DATASET ENTRIES:
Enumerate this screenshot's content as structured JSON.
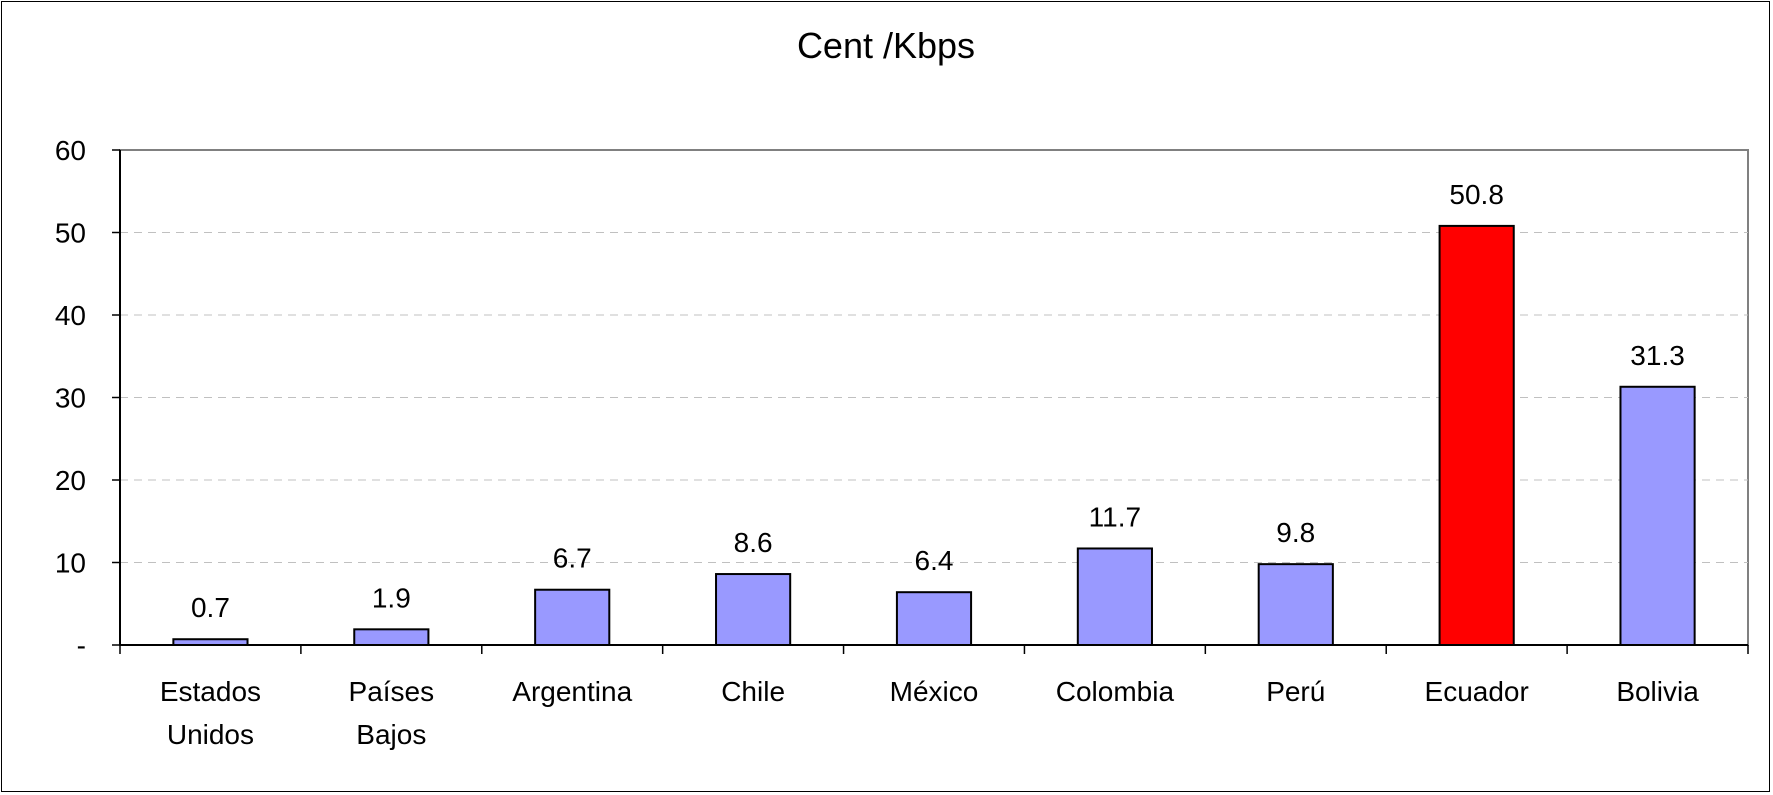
{
  "chart_data": {
    "type": "bar",
    "title": "Cent /Kbps",
    "xlabel": "",
    "ylabel": "",
    "ylim": [
      0,
      60
    ],
    "yticks": [
      {
        "value": 0,
        "label": "-"
      },
      {
        "value": 10,
        "label": "10"
      },
      {
        "value": 20,
        "label": "20"
      },
      {
        "value": 30,
        "label": "30"
      },
      {
        "value": 40,
        "label": "40"
      },
      {
        "value": 50,
        "label": "50"
      },
      {
        "value": 60,
        "label": "60"
      }
    ],
    "categories": [
      [
        "Estados",
        "Unidos"
      ],
      [
        "Países",
        "Bajos"
      ],
      [
        "Argentina"
      ],
      [
        "Chile"
      ],
      [
        "México"
      ],
      [
        "Colombia"
      ],
      [
        "Perú"
      ],
      [
        "Ecuador"
      ],
      [
        "Bolivia"
      ]
    ],
    "values": [
      0.7,
      1.9,
      6.7,
      8.6,
      6.4,
      11.7,
      9.8,
      50.8,
      31.3
    ],
    "value_labels": [
      "0.7",
      "1.9",
      "6.7",
      "8.6",
      "6.4",
      "11.7",
      "9.8",
      "50.8",
      "31.3"
    ],
    "bar_colors": [
      "#9999ff",
      "#9999ff",
      "#9999ff",
      "#9999ff",
      "#9999ff",
      "#9999ff",
      "#9999ff",
      "#ff0000",
      "#9999ff"
    ],
    "grid": "horizontal-dashed",
    "legend": "none"
  }
}
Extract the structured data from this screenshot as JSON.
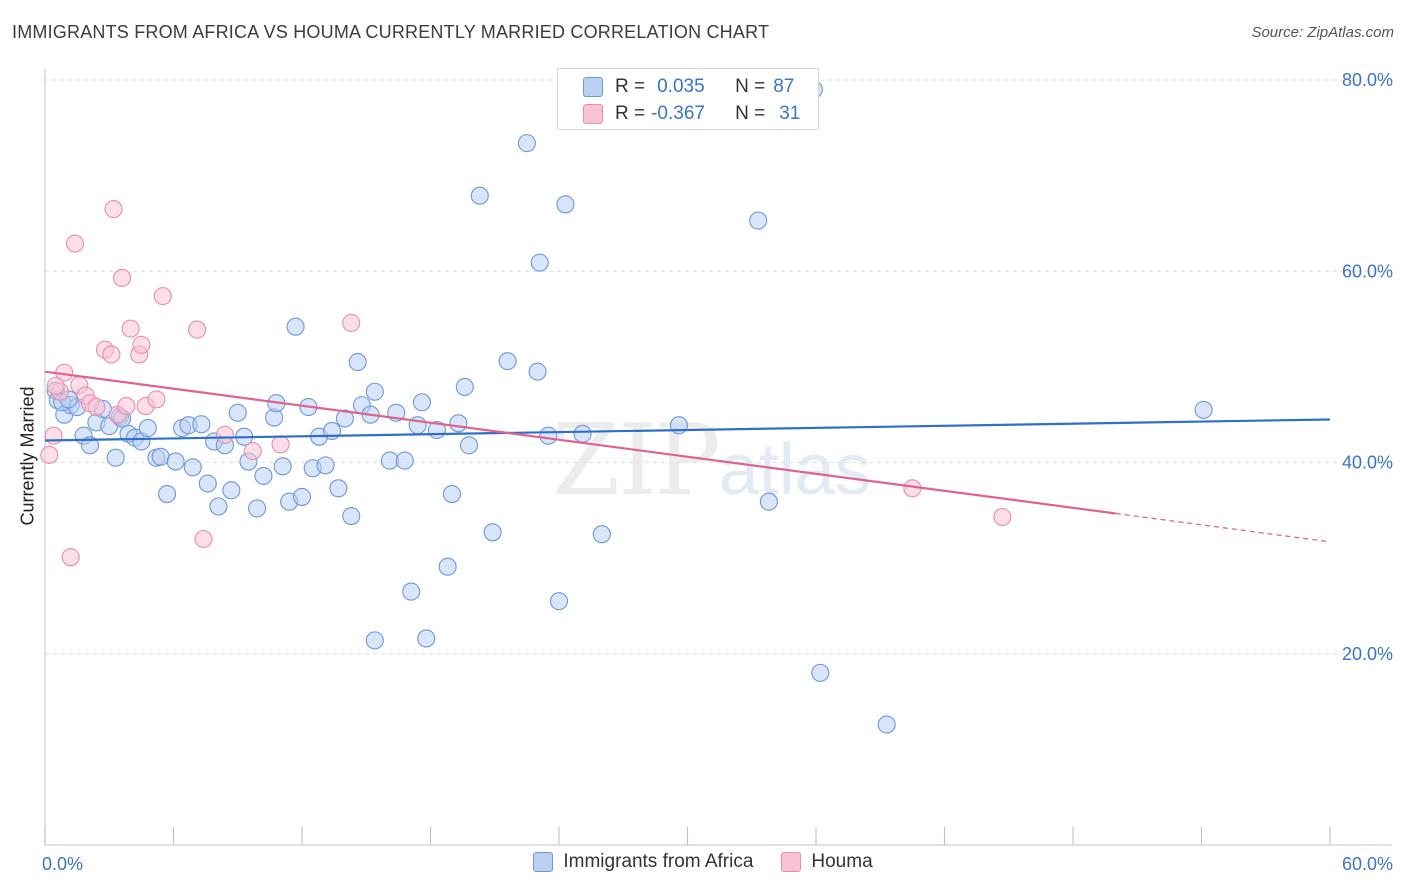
{
  "title": "IMMIGRANTS FROM AFRICA VS HOUMA CURRENTLY MARRIED CORRELATION CHART",
  "source": "Source: ZipAtlas.com",
  "watermark": {
    "zip": "ZIP",
    "atlas": "atlas"
  },
  "legend": [
    {
      "r_label": "R =",
      "r_value": "0.035",
      "n_label": "N =",
      "n_value": "87"
    },
    {
      "r_label": "R =",
      "r_value": "-0.367",
      "n_label": "N =",
      "n_value": "31"
    }
  ],
  "bottom_legend": [
    "Immigrants from Africa",
    "Houma"
  ],
  "colors": {
    "blue_fill": "#b9d0f2",
    "blue_stroke": "#6c98d8",
    "blue_line": "#2e6fcc",
    "pink_fill": "#f7c3d4",
    "pink_stroke": "#e68eae",
    "pink_line": "#e0628f",
    "tick_text": "#3a75c4",
    "grid": "#dedede"
  },
  "chart_data": {
    "type": "scatter",
    "title": "IMMIGRANTS FROM AFRICA VS HOUMA CURRENTLY MARRIED CORRELATION CHART",
    "xlabel": "",
    "ylabel": "Currently Married",
    "xlim": [
      0,
      60
    ],
    "ylim": [
      0,
      82
    ],
    "x_tick_labels": [
      "0.0%",
      "60.0%"
    ],
    "y_ticks": [
      20,
      40,
      60,
      80
    ],
    "y_tick_labels": [
      "20.0%",
      "40.0%",
      "60.0%",
      "80.0%"
    ],
    "grid": true,
    "series": [
      {
        "name": "Immigrants from Africa",
        "color": "#6c98d8",
        "trend": {
          "x": [
            0,
            60
          ],
          "y": [
            42.3,
            44.5
          ]
        },
        "points": [
          [
            0.5,
            47.5
          ],
          [
            0.6,
            46.5
          ],
          [
            0.9,
            45.0
          ],
          [
            1.2,
            46.0
          ],
          [
            1.5,
            45.8
          ],
          [
            1.8,
            42.8
          ],
          [
            2.1,
            41.8
          ],
          [
            2.4,
            44.2
          ],
          [
            2.7,
            45.6
          ],
          [
            3.0,
            43.8
          ],
          [
            3.3,
            40.5
          ],
          [
            3.5,
            44.8
          ],
          [
            3.9,
            43.0
          ],
          [
            4.2,
            42.6
          ],
          [
            4.5,
            42.2
          ],
          [
            4.8,
            43.6
          ],
          [
            5.2,
            40.5
          ],
          [
            5.4,
            40.6
          ],
          [
            5.7,
            36.7
          ],
          [
            6.1,
            40.1
          ],
          [
            6.4,
            43.6
          ],
          [
            6.7,
            43.9
          ],
          [
            6.9,
            39.5
          ],
          [
            7.3,
            44.0
          ],
          [
            7.6,
            37.8
          ],
          [
            7.9,
            42.2
          ],
          [
            8.1,
            35.4
          ],
          [
            8.4,
            41.8
          ],
          [
            8.7,
            37.1
          ],
          [
            9.0,
            45.2
          ],
          [
            9.3,
            42.7
          ],
          [
            9.5,
            40.1
          ],
          [
            9.9,
            35.2
          ],
          [
            10.2,
            38.6
          ],
          [
            10.7,
            44.7
          ],
          [
            10.8,
            46.2
          ],
          [
            11.1,
            39.6
          ],
          [
            11.4,
            35.9
          ],
          [
            11.7,
            54.2
          ],
          [
            12.0,
            36.4
          ],
          [
            12.3,
            45.8
          ],
          [
            12.5,
            39.4
          ],
          [
            12.8,
            42.7
          ],
          [
            13.1,
            39.7
          ],
          [
            13.4,
            43.3
          ],
          [
            13.7,
            37.3
          ],
          [
            14.0,
            44.6
          ],
          [
            14.3,
            34.4
          ],
          [
            14.6,
            50.5
          ],
          [
            14.8,
            46.0
          ],
          [
            15.2,
            45.0
          ],
          [
            15.4,
            47.4
          ],
          [
            16.1,
            40.2
          ],
          [
            16.4,
            45.2
          ],
          [
            16.8,
            40.2
          ],
          [
            17.1,
            26.5
          ],
          [
            17.4,
            43.9
          ],
          [
            17.6,
            46.3
          ],
          [
            17.8,
            21.6
          ],
          [
            18.3,
            43.4
          ],
          [
            15.4,
            21.4
          ],
          [
            18.8,
            29.1
          ],
          [
            19.0,
            36.7
          ],
          [
            19.3,
            44.1
          ],
          [
            19.6,
            47.9
          ],
          [
            19.8,
            41.8
          ],
          [
            20.3,
            67.9
          ],
          [
            20.9,
            32.7
          ],
          [
            21.6,
            50.6
          ],
          [
            22.5,
            73.4
          ],
          [
            23.0,
            49.5
          ],
          [
            23.1,
            60.9
          ],
          [
            23.5,
            42.8
          ],
          [
            24.0,
            25.5
          ],
          [
            24.3,
            67.0
          ],
          [
            25.1,
            43.0
          ],
          [
            26.0,
            32.5
          ],
          [
            29.6,
            43.9
          ],
          [
            33.3,
            65.3
          ],
          [
            33.8,
            35.9
          ],
          [
            35.9,
            79.0
          ],
          [
            36.2,
            18.0
          ],
          [
            39.3,
            12.6
          ],
          [
            54.1,
            45.5
          ],
          [
            0.8,
            46.3
          ],
          [
            1.1,
            46.6
          ],
          [
            3.6,
            44.6
          ]
        ]
      },
      {
        "name": "Houma",
        "color": "#e68eae",
        "trend": {
          "x": [
            0,
            60
          ],
          "y": [
            49.5,
            31.7
          ],
          "solid_until": 50
        },
        "points": [
          [
            0.2,
            40.8
          ],
          [
            0.4,
            42.8
          ],
          [
            0.7,
            47.4
          ],
          [
            0.9,
            49.4
          ],
          [
            1.2,
            30.1
          ],
          [
            1.4,
            62.9
          ],
          [
            1.6,
            48.1
          ],
          [
            1.9,
            47.0
          ],
          [
            2.1,
            46.2
          ],
          [
            2.4,
            45.8
          ],
          [
            2.8,
            51.8
          ],
          [
            3.1,
            51.3
          ],
          [
            3.2,
            66.5
          ],
          [
            3.4,
            45.0
          ],
          [
            3.6,
            59.3
          ],
          [
            3.8,
            45.9
          ],
          [
            4.0,
            54.0
          ],
          [
            4.4,
            51.3
          ],
          [
            4.5,
            52.3
          ],
          [
            4.7,
            45.9
          ],
          [
            5.2,
            46.6
          ],
          [
            5.5,
            57.4
          ],
          [
            7.1,
            53.9
          ],
          [
            7.4,
            32.0
          ],
          [
            8.4,
            42.9
          ],
          [
            9.7,
            41.2
          ],
          [
            11.0,
            41.9
          ],
          [
            14.3,
            54.6
          ],
          [
            40.5,
            37.3
          ],
          [
            44.7,
            34.3
          ],
          [
            0.5,
            48.0
          ]
        ]
      }
    ]
  }
}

SET TASK:
Count how many lines include the string "structured". Nothing but the number is needed.

FINAL RESULT:
2